[Part of a data file]
###
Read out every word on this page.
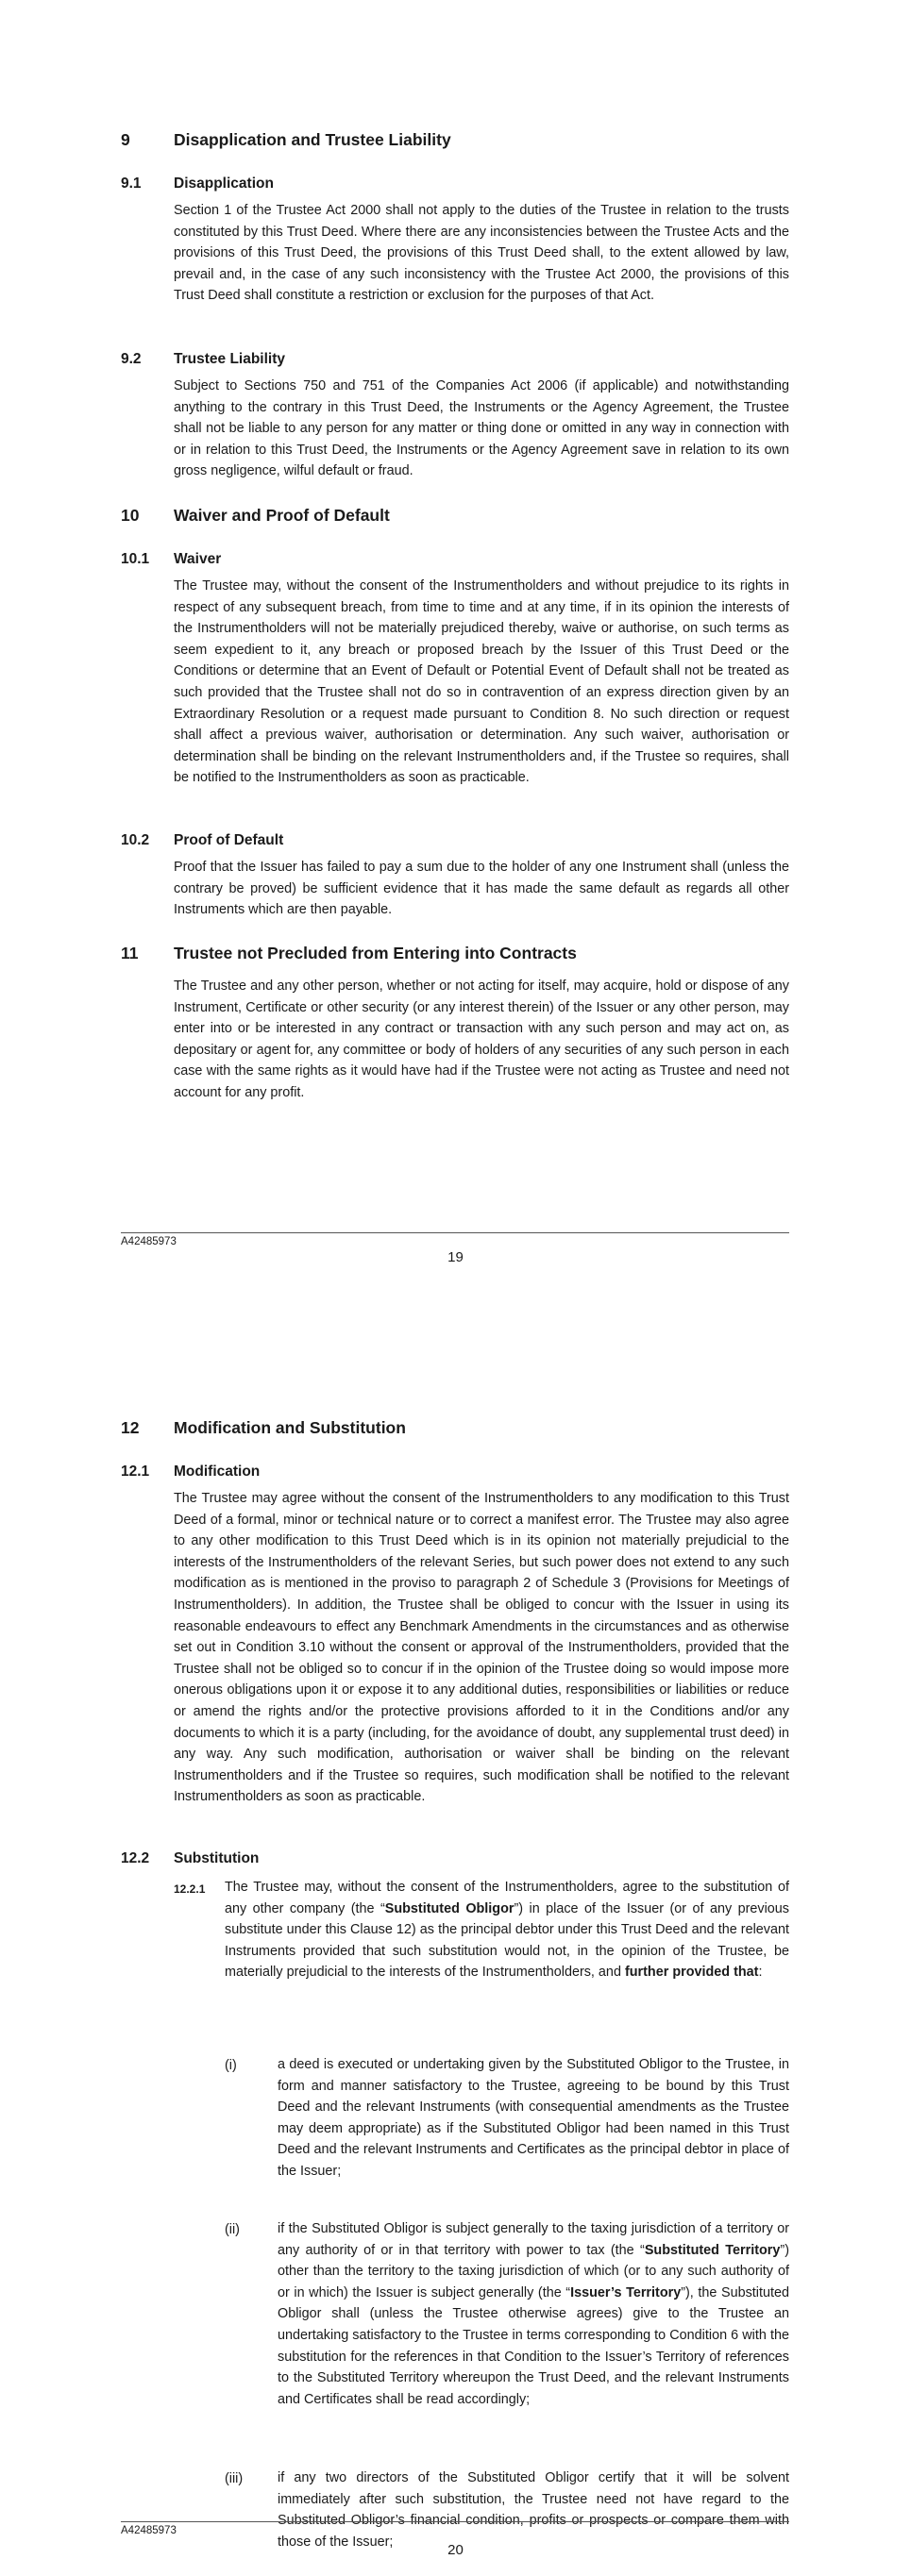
9	Disapplication and Trustee Liability
9.1	Disapplication
Section 1 of the Trustee Act 2000 shall not apply to the duties of the Trustee in relation to the trusts constituted by this Trust Deed. Where there are any inconsistencies between the Trustee Acts and the provisions of this Trust Deed, the provisions of this Trust Deed shall, to the extent allowed by law, prevail and, in the case of any such inconsistency with the Trustee Act 2000, the provisions of this Trust Deed shall constitute a restriction or exclusion for the purposes of that Act.
9.2	Trustee Liability
Subject to Sections 750 and 751 of the Companies Act 2006 (if applicable) and notwithstanding anything to the contrary in this Trust Deed, the Instruments or the Agency Agreement, the Trustee shall not be liable to any person for any matter or thing done or omitted in any way in connection with or in relation to this Trust Deed, the Instruments or the Agency Agreement save in relation to its own gross negligence, wilful default or fraud.
10	Waiver and Proof of Default
10.1	Waiver
The Trustee may, without the consent of the Instrumentholders and without prejudice to its rights in respect of any subsequent breach, from time to time and at any time, if in its opinion the interests of the Instrumentholders will not be materially prejudiced thereby, waive or authorise, on such terms as seem expedient to it, any breach or proposed breach by the Issuer of this Trust Deed or the Conditions or determine that an Event of Default or Potential Event of Default shall not be treated as such provided that the Trustee shall not do so in contravention of an express direction given by an Extraordinary Resolution or a request made pursuant to Condition 8. No such direction or request shall affect a previous waiver, authorisation or determination. Any such waiver, authorisation or determination shall be binding on the relevant Instrumentholders and, if the Trustee so requires, shall be notified to the Instrumentholders as soon as practicable.
10.2	Proof of Default
Proof that the Issuer has failed to pay a sum due to the holder of any one Instrument shall (unless the contrary be proved) be sufficient evidence that it has made the same default as regards all other Instruments which are then payable.
11	Trustee not Precluded from Entering into Contracts
The Trustee and any other person, whether or not acting for itself, may acquire, hold or dispose of any Instrument, Certificate or other security (or any interest therein) of the Issuer or any other person, may enter into or be interested in any contract or transaction with any such person and may act on, as depositary or agent for, any committee or body of holders of any securities of any such person in each case with the same rights as it would have had if the Trustee were not acting as Trustee and need not account for any profit.
A42485973
19
12	Modification and Substitution
12.1	Modification
The Trustee may agree without the consent of the Instrumentholders to any modification to this Trust Deed of a formal, minor or technical nature or to correct a manifest error. The Trustee may also agree to any other modification to this Trust Deed which is in its opinion not materially prejudicial to the interests of the Instrumentholders of the relevant Series, but such power does not extend to any such modification as is mentioned in the proviso to paragraph 2 of Schedule 3 (Provisions for Meetings of Instrumentholders). In addition, the Trustee shall be obliged to concur with the Issuer in using its reasonable endeavours to effect any Benchmark Amendments in the circumstances and as otherwise set out in Condition 3.10 without the consent or approval of the Instrumentholders, provided that the Trustee shall not be obliged so to concur if in the opinion of the Trustee doing so would impose more onerous obligations upon it or expose it to any additional duties, responsibilities or liabilities or reduce or amend the rights and/or the protective provisions afforded to it in the Conditions and/or any documents to which it is a party (including, for the avoidance of doubt, any supplemental trust deed) in any way. Any such modification, authorisation or waiver shall be binding on the relevant Instrumentholders and if the Trustee so requires, such modification shall be notified to the relevant Instrumentholders as soon as practicable.
12.2	Substitution
12.2.1 The Trustee may, without the consent of the Instrumentholders, agree to the substitution of any other company (the “Substituted Obligor”) in place of the Issuer (or of any previous substitute under this Clause 12) as the principal debtor under this Trust Deed and the relevant Instruments provided that such substitution would not, in the opinion of the Trustee, be materially prejudicial to the interests of the Instrumentholders, and further provided that:
(i)	a deed is executed or undertaking given by the Substituted Obligor to the Trustee, in form and manner satisfactory to the Trustee, agreeing to be bound by this Trust Deed and the relevant Instruments (with consequential amendments as the Trustee may deem appropriate) as if the Substituted Obligor had been named in this Trust Deed and the relevant Instruments and Certificates as the principal debtor in place of the Issuer;
(ii)	if the Substituted Obligor is subject generally to the taxing jurisdiction of a territory or any authority of or in that territory with power to tax (the “Substituted Territory”) other than the territory to the taxing jurisdiction of which (or to any such authority of or in which) the Issuer is subject generally (the “Issuer’s Territory”), the Substituted Obligor shall (unless the Trustee otherwise agrees) give to the Trustee an undertaking satisfactory to the Trustee in terms corresponding to Condition 6 with the substitution for the references in that Condition to the Issuer’s Territory of references to the Substituted Territory whereupon the Trust Deed, and the relevant Instruments and Certificates shall be read accordingly;
(iii)	if any two directors of the Substituted Obligor certify that it will be solvent immediately after such substitution, the Trustee need not have regard to the Substituted Obligor’s financial condition, profits or prospects or compare them with those of the Issuer;
A42485973
20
###
• [Instruction]: Return all of the entries exactly as written, but drop any pictures they hold.

• [Output of the task]:
Read out every word on this page.
9	Disapplication and Trustee Liability
9.1	Disapplication
Section 1 of the Trustee Act 2000 shall not apply to the duties of the Trustee in relation to the trusts constituted by this Trust Deed. Where there are any inconsistencies between the Trustee Acts and the provisions of this Trust Deed, the provisions of this Trust Deed shall, to the extent allowed by law, prevail and, in the case of any such inconsistency with the Trustee Act 2000, the provisions of this Trust Deed shall constitute a restriction or exclusion for the purposes of that Act.
9.2	Trustee Liability
Subject to Sections 750 and 751 of the Companies Act 2006 (if applicable) and notwithstanding anything to the contrary in this Trust Deed, the Instruments or the Agency Agreement, the Trustee shall not be liable to any person for any matter or thing done or omitted in any way in connection with or in relation to this Trust Deed, the Instruments or the Agency Agreement save in relation to its own gross negligence, wilful default or fraud.
10	Waiver and Proof of Default
10.1	Waiver
The Trustee may, without the consent of the Instrumentholders and without prejudice to its rights in respect of any subsequent breach, from time to time and at any time, if in its opinion the interests of the Instrumentholders will not be materially prejudiced thereby, waive or authorise, on such terms as seem expedient to it, any breach or proposed breach by the Issuer of this Trust Deed or the Conditions or determine that an Event of Default or Potential Event of Default shall not be treated as such provided that the Trustee shall not do so in contravention of an express direction given by an Extraordinary Resolution or a request made pursuant to Condition 8. No such direction or request shall affect a previous waiver, authorisation or determination. Any such waiver, authorisation or determination shall be binding on the relevant Instrumentholders and, if the Trustee so requires, shall be notified to the Instrumentholders as soon as practicable.
10.2	Proof of Default
Proof that the Issuer has failed to pay a sum due to the holder of any one Instrument shall (unless the contrary be proved) be sufficient evidence that it has made the same default as regards all other Instruments which are then payable.
11	Trustee not Precluded from Entering into Contracts
The Trustee and any other person, whether or not acting for itself, may acquire, hold or dispose of any Instrument, Certificate or other security (or any interest therein) of the Issuer or any other person, may enter into or be interested in any contract or transaction with any such person and may act on, as depositary or agent for, any committee or body of holders of any securities of any such person in each case with the same rights as it would have had if the Trustee were not acting as Trustee and need not account for any profit.
A42485973
19
12	Modification and Substitution
12.1	Modification
The Trustee may agree without the consent of the Instrumentholders to any modification to this Trust Deed of a formal, minor or technical nature or to correct a manifest error. The Trustee may also agree to any other modification to this Trust Deed which is in its opinion not materially prejudicial to the interests of the Instrumentholders of the relevant Series, but such power does not extend to any such modification as is mentioned in the proviso to paragraph 2 of Schedule 3 (Provisions for Meetings of Instrumentholders). In addition, the Trustee shall be obliged to concur with the Issuer in using its reasonable endeavours to effect any Benchmark Amendments in the circumstances and as otherwise set out in Condition 3.10 without the consent or approval of the Instrumentholders, provided that the Trustee shall not be obliged so to concur if in the opinion of the Trustee doing so would impose more onerous obligations upon it or expose it to any additional duties, responsibilities or liabilities or reduce or amend the rights and/or the protective provisions afforded to it in the Conditions and/or any documents to which it is a party (including, for the avoidance of doubt, any supplemental trust deed) in any way. Any such modification, authorisation or waiver shall be binding on the relevant Instrumentholders and if the Trustee so requires, such modification shall be notified to the relevant Instrumentholders as soon as practicable.
12.2	Substitution
12.2.1 The Trustee may, without the consent of the Instrumentholders, agree to the substitution of any other company (the “Substituted Obligor”) in place of the Issuer (or of any previous substitute under this Clause 12) as the principal debtor under this Trust Deed and the relevant Instruments provided that such substitution would not, in the opinion of the Trustee, be materially prejudicial to the interests of the Instrumentholders, and further provided that:
(i)	a deed is executed or undertaking given by the Substituted Obligor to the Trustee, in form and manner satisfactory to the Trustee, agreeing to be bound by this Trust Deed and the relevant Instruments (with consequential amendments as the Trustee may deem appropriate) as if the Substituted Obligor had been named in this Trust Deed and the relevant Instruments and Certificates as the principal debtor in place of the Issuer;
(ii)	if the Substituted Obligor is subject generally to the taxing jurisdiction of a territory or any authority of or in that territory with power to tax (the “Substituted Territory”) other than the territory to the taxing jurisdiction of which (or to any such authority of or in which) the Issuer is subject generally (the “Issuer’s Territory”), the Substituted Obligor shall (unless the Trustee otherwise agrees) give to the Trustee an undertaking satisfactory to the Trustee in terms corresponding to Condition 6 with the substitution for the references in that Condition to the Issuer’s Territory of references to the Substituted Territory whereupon the Trust Deed, and the relevant Instruments and Certificates shall be read accordingly;
(iii)	if any two directors of the Substituted Obligor certify that it will be solvent immediately after such substitution, the Trustee need not have regard to the Substituted Obligor’s financial condition, profits or prospects or compare them with those of the Issuer;
A42485973
20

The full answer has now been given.